• _Text excerpt_
The lower removal percentages (R₁) at a very high level of MWP power (x₁) could be related to the sintering/thermal decomposition, accompanied by deformation of the semi-carbonized char (AKTWC). This can cause realignment of the synthesised activated carbon structure, leading to reduced surface areas and pore volume. This phenomenon was explained earlier for the sorption of MB using ACs produced from the stalks of cotton using MWP-based KOH activation, whereby 400-watt power was chosen as the optimal level of power for activation [52]. The findings of ANOVA results in Table 3 reveal that ratio (z₁) has the major impact on Pb (II) cation uptake [49,50].

The cumulative effect of power (x₁) and ratio (z₁) is decreasing the removal percentages (R₁), as can be seen by the contours of the graphs (Figure 3b), until a certain range. This indicates that increasing the power (x₁) and ratio (z₁) of activating salt in the environment of N₂ gas would improve the rate of the reaction between K₂CO₃ and semi-carbonized char (AKTWC), leading to more porosity, up to a fixed threshold value. Maximizing the power (x₁) and ratio (z₁) beyond that specific threshold point will have a detrimental impact on the sorption process. This has been anticipated because a very high level of power or ratio of K₂CO₃ can disrupt certain functional groups over the carbon surface. Microwave annealing due to heat may negatively affect the porous structure of the synthesized carbon, incinerating the pore walls and decreasing the overall volume of the pore [44,53,54].

The residence time (y₂) also had a progressive effect on increasing the surface area, with a porous texture of the ACs produced from cassava peel. Meanwhile, the proportion of micro- and mesopores was significantly influenced by the impregnation ratio using the strong base of KOH and temperature [49,50,51]. Enhanced radiation time (y₁) and power (x₁) decreased the removal percentages (R₁) after a certain level. At a higher power level (x₁) of 650 to 750 watts and residence time (y₁) of approximately 12.5 to 15 min, more radiation takes place, and the semi-carbonized char (AKTWC) is exposed under that condition. This may disrupt the C–C and C–O–C bonds of carbon and can cause burning of the carbon to produce more ash and weight loss. Too much exposure under microwave radiation is not recommended because it may increase ash production, destruction of pores, and functional groups, resulting in a reduction in the removal efficiencies (R₁).

Thereby, it can be inferred that exceeding the optimal limits for radiation power (x₁), duration (y₁), and ratio (z₁) destroys the porous network, which tends to result in a decreased BET surface area and reduced removal rate percentages (R₁). Nevertheless, the removal percentages (R₁) were reduced at extremely minimal levels of ratio (z₁) of approximately 1 at a power (x₁) of 650 or 750 watts, irrespective of duration (y₁) at 10 to 15 min (Table 2). This occurs as a result of inadequate interactions between the semi-carbonized char (AKTWC) and K₂CO₃, potentially degrading the efficiency of the synthesized carbon (AKTWAC) [55].

• _Exercise requirements_
(a) Duplicate the stretch of the activated carbon passage from "The lower removal" through "cation uptake [49,50].".
(b) In the activated carbon passage, what power level was chosen as optimal for activation when carbons were made from cotton stalks?
(c) Write the next part of the activated carbon passage, picking up after its final sentence.

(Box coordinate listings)
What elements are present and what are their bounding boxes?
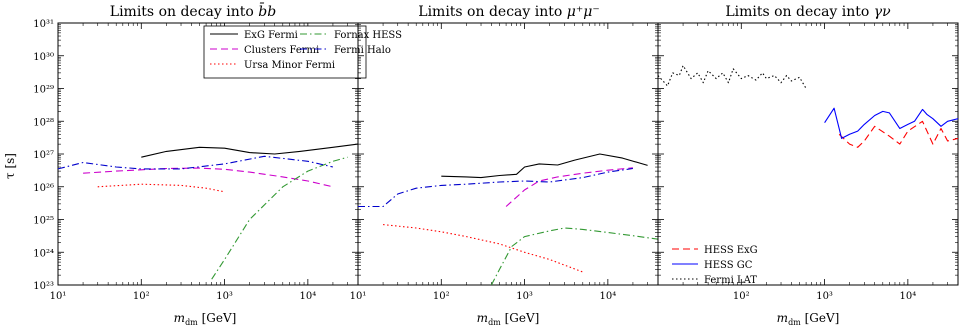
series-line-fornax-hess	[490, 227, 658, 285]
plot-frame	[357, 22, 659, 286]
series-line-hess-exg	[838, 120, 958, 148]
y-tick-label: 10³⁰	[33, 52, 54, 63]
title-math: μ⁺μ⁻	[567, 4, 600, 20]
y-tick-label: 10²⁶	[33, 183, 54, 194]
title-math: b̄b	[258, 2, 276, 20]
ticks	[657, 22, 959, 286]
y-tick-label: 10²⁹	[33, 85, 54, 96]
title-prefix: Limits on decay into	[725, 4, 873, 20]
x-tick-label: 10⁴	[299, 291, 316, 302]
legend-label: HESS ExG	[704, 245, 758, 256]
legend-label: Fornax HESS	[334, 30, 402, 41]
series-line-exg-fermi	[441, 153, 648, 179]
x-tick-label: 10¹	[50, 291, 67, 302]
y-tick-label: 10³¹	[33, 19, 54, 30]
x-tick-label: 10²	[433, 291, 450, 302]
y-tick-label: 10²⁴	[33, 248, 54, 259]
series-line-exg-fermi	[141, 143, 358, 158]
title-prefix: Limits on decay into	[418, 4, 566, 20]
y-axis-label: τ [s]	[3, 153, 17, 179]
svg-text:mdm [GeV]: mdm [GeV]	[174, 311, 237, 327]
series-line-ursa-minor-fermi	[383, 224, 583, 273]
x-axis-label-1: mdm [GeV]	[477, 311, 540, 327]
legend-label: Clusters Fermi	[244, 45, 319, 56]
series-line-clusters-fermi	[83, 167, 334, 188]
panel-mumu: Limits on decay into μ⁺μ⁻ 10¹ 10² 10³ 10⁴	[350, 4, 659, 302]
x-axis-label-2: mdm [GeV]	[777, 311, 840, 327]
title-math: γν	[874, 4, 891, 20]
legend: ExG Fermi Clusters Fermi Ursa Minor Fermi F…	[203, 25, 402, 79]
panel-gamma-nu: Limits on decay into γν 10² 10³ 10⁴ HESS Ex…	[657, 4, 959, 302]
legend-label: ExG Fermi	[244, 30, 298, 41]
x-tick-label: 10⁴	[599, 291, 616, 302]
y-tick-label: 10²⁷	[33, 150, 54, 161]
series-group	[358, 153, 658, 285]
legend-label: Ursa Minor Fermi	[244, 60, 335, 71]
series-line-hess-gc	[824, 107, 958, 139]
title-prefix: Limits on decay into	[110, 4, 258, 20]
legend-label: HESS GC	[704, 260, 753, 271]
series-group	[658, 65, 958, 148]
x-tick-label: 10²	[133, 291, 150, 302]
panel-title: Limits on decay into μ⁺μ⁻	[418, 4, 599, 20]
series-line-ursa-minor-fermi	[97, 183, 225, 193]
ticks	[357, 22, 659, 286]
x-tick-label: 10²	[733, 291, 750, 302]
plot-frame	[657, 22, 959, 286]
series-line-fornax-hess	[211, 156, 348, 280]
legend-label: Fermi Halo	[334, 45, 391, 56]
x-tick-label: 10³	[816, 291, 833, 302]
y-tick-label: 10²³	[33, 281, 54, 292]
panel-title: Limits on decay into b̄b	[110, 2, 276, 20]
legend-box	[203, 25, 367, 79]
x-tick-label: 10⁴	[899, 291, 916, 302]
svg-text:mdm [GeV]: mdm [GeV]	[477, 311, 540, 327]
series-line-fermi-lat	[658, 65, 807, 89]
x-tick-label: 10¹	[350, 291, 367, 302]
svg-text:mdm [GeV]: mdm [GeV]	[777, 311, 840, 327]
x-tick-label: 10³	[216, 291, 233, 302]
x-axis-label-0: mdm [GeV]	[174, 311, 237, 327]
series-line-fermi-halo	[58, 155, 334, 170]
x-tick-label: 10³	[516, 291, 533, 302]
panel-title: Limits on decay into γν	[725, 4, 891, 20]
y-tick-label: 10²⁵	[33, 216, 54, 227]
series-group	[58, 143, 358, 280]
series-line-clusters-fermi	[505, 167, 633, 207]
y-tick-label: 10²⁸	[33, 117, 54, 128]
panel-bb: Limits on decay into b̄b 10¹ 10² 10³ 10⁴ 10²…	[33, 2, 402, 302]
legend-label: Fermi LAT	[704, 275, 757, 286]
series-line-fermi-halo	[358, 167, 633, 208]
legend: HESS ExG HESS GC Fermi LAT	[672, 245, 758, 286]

• _Answers_
(a)
The lower removal percentages (R₁) at a very high level of MWP power (x₁) could be related to the sintering/thermal decomposition, accompanied by deformation of the semi-carbonized char (AKTWC). This can cause realignment of the synthesised activated carbon structure, leading to reduced surface areas and pore volume. This phenomenon was explained earlier for the sorption of MB using ACs produced from the stalks of cotton using MWP-based KOH activation, whereby 400-watt power was chosen as the optimal level of power for activation [52]. The findings of ANOVA results in Table 3 reveal that ratio (z₁) has the major impact on Pb (II) cation uptake [49,50].

(b) 400 watts

(c)
2.4. Effect of Process Variables on Fixed Carbon Content (R₂)

Figure 4a illustrates the incremental effect of two variables, power (x₁) and radiation time (y₁), on the percentage fixed carbon (R₂) inside the AC samples produced using the condition of experimental Runs 1–17 (Table 2), whereby K₂CO₃ ratio (z₁) was set to zero at the centre point (1.25). Figure 4b depicts the simultaneous effect of radiation time (y₁) and K₂CO₃ ratio (z₁) on percentage fixed carbon (R₂), with power (x₁) maintained at its respective centre point (650 watts). Figure 4c shows the collective effect of power (x₁) and K₂CO₃ ratio (z₁) on percentage fixed carbon (R₂) when time (y₁) was maintained at its respective centre point (12.50 min).

In this study, all three factors examined had a stimulating effect on the fixed carbon content percentages (R₂). It was discovered that increasing the power (x₁), duration (y₁), and ratio (z₁) significantly lowered the carbon content (R₂) of the sample after the optimal limit. Power (x₁) had the greatest effect on fixed carbon content (R₂), as demonstrated before by the maximum F value of 258.10 in Table 4, but ratio (z₁) was relatively less significant (F value is 20.38) in comparison to power (x₁) and time (y₁). The lowest carbon content was observed at 750 watts for 15 min, with a K₂CO₃ ratio of 1.50 (Run 15), as indicated by Table 2. Increasing the power (x₁), radiation duration (y₁), and ratio (z₁) after a certain level will accelerate the diffusion K₂CO₃ within the char matrix, leading to the formation of ash. This would lower the fixed carbon percentages (R₂) due to enhanced de-volatilization and burning of the carbon to ash residues. This phenomenon is consistent with previous findings when producing ACs from orange peel using microwave-induced KOH and NaOH activation [56].

2.5. Effect of Process Variables on Yield Percentages of AKTWAC Carbon (R₃)

Figure 5a demonstrates the combined effect of two variables, power (x₁) and radiation time (y₁), on the percentage yield of carbon (R₃) inside the AC samples produced using the condition of experimental Runs 1–17 (Table 2), whereby the K₂CO₃ ratio (z₁) was fixed to the centre at 1.25. Figure 5b represents the concurrent effect of radiation time (y₁) and K₂CO₃ ratio (z₁) on percentage carbon yield (R₂), with power (x₁) kept at its respective centre point (650 watts). Figure 5c shows the collective effect of power (x₁) and K₂CO₃ ratio (z₁) on percentage carbon yield (R₃) when time (y₁) was retained at its respective centre point (12.50 min).

All three variables considered in this study had a significant impact on the carbon yield percentages (R₃). It was observed that raising the power (x₁), time (y₁), and ratio (z₁) of the MWP pyrolysis of the sample resulted in a substantial decrease in the yield percentages (R₃) after the optimum limit. As previously indicated by the maximum F value of 87.38 in Table 5, power (x₁) had the highest impact on carbon yield (R₃), while radiation time (y₁) was considerably less significant (F value of 7.20). Ratio (z₁) had a stronger effect on yield percentages (R₃) compared with time (y₁). As stated in Table 2, the lowest carbon yield was found at 750 watts for 12.5 min with a K₂CO₃ ratio of 2.00 (Run 15).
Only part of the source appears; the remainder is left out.